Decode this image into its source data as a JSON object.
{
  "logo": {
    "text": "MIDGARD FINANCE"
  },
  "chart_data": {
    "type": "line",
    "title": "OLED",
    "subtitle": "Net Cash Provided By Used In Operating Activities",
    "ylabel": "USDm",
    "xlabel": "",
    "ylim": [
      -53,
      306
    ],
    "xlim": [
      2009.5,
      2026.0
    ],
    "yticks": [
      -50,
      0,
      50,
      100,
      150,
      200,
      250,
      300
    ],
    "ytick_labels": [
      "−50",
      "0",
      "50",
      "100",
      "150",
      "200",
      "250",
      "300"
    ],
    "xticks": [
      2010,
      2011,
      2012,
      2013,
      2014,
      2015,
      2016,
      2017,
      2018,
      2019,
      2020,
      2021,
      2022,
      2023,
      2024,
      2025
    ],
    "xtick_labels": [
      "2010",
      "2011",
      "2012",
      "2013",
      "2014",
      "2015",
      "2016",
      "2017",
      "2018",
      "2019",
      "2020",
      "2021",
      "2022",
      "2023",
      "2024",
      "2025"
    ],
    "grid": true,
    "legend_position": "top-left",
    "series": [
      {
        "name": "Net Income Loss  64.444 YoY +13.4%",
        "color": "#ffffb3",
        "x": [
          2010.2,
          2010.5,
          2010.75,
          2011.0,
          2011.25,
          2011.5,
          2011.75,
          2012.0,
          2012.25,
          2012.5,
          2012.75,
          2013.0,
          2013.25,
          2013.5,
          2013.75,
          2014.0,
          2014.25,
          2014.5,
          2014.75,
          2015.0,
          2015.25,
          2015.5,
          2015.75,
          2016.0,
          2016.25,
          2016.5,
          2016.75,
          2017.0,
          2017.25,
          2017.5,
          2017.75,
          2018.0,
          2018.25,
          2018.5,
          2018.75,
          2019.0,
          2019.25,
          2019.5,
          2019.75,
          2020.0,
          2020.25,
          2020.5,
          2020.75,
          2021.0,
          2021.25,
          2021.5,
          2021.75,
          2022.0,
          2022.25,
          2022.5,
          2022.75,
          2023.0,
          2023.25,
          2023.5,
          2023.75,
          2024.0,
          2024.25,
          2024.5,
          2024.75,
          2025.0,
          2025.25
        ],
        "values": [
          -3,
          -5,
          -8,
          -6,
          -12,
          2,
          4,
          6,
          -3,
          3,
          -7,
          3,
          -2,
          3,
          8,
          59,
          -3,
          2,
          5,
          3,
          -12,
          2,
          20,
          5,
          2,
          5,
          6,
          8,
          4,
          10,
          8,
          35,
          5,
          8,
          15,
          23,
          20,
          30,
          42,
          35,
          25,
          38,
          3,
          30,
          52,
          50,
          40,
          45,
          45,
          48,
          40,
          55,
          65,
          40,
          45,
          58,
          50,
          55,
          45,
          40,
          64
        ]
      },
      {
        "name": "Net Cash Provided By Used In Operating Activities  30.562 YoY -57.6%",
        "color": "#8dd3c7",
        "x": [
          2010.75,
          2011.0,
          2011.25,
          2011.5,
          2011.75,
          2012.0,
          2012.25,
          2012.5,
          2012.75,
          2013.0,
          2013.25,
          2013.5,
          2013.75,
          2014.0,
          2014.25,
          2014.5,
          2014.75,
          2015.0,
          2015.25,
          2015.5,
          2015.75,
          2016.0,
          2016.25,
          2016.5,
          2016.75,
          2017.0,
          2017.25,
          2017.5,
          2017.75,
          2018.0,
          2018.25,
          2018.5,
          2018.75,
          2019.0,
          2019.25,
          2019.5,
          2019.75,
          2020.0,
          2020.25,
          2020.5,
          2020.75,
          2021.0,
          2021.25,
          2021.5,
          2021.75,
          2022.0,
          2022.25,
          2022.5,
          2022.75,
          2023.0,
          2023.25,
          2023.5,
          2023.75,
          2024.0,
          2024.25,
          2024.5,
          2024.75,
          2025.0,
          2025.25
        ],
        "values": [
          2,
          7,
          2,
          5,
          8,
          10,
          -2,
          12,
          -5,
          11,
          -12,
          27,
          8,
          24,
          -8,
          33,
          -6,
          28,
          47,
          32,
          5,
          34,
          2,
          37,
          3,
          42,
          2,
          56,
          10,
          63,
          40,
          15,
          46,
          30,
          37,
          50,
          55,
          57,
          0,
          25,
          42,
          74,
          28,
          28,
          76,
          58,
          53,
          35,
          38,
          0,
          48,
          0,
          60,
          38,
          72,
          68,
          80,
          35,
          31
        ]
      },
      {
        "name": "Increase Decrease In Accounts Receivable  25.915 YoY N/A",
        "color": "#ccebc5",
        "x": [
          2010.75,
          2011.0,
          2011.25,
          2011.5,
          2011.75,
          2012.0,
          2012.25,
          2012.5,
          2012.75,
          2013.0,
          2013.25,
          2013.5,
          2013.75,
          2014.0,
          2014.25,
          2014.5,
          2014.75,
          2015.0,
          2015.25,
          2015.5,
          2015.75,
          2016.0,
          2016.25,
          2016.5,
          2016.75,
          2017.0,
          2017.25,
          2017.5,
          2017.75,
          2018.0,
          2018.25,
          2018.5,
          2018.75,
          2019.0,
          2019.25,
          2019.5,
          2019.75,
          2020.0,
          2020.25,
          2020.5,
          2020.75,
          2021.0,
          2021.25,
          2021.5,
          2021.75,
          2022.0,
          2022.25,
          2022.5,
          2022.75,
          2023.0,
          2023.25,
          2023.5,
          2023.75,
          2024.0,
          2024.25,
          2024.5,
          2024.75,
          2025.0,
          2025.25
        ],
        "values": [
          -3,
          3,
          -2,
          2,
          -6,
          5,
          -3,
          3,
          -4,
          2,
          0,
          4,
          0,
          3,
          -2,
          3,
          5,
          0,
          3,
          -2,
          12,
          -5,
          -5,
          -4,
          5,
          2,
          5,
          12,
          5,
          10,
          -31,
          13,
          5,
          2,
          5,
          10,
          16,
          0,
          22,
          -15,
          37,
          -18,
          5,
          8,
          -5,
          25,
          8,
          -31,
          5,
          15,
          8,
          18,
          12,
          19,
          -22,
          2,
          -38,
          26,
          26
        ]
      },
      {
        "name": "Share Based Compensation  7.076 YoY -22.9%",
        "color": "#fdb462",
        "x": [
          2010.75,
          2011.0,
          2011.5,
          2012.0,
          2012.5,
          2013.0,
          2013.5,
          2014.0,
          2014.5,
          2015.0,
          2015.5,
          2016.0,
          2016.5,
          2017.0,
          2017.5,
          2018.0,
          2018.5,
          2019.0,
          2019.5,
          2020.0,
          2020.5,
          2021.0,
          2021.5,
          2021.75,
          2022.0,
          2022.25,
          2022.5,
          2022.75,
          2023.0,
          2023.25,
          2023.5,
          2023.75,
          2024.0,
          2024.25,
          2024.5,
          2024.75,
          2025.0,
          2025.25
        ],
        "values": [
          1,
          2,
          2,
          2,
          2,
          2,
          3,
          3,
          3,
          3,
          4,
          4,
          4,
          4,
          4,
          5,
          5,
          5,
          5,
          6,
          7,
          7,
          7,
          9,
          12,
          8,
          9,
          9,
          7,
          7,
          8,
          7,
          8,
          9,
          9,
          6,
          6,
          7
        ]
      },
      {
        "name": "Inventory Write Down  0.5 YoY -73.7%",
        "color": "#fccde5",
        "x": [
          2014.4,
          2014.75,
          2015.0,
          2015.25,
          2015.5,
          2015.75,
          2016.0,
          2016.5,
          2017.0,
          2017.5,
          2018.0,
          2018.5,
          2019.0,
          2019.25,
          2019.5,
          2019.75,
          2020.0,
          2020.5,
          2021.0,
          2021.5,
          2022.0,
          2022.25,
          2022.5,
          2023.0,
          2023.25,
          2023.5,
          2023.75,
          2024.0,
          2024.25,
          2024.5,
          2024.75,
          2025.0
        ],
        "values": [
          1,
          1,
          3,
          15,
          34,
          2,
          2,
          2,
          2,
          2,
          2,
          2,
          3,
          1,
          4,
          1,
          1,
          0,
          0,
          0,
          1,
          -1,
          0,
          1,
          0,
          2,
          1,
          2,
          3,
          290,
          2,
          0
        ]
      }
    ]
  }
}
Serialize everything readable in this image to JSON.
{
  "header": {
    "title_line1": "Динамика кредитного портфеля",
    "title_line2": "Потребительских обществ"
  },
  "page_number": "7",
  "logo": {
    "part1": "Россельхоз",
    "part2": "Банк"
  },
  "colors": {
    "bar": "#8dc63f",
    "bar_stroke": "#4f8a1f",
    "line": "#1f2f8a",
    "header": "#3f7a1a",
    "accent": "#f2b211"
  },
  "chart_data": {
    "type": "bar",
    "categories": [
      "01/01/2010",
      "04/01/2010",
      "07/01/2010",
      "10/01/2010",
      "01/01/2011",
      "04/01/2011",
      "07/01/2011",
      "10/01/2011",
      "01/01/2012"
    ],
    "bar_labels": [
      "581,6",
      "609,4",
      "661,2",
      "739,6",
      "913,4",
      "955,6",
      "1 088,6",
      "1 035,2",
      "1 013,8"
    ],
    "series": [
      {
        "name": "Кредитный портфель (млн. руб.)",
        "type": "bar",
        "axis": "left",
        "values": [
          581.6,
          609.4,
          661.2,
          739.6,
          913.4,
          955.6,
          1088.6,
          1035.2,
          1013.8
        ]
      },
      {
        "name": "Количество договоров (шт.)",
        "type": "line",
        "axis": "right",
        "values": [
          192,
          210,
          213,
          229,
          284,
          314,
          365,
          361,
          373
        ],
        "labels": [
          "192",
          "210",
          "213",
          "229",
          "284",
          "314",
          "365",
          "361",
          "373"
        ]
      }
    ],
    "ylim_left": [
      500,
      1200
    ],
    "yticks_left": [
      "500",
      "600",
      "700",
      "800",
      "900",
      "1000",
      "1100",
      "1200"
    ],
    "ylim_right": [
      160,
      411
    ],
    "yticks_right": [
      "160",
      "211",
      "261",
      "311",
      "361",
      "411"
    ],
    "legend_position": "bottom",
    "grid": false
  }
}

◇ ◇ ◇ ◇ ◇ ◇ ◇

▸ **Request**:
In the records above, collect each line with "Provided".

▸ **Finished answer**:
    "subtitle": "Net Cash Provided By Used In Operating Activities",
        "name": "Net Cash Provided By Used In Operating Activities  30.562 YoY -57.6%",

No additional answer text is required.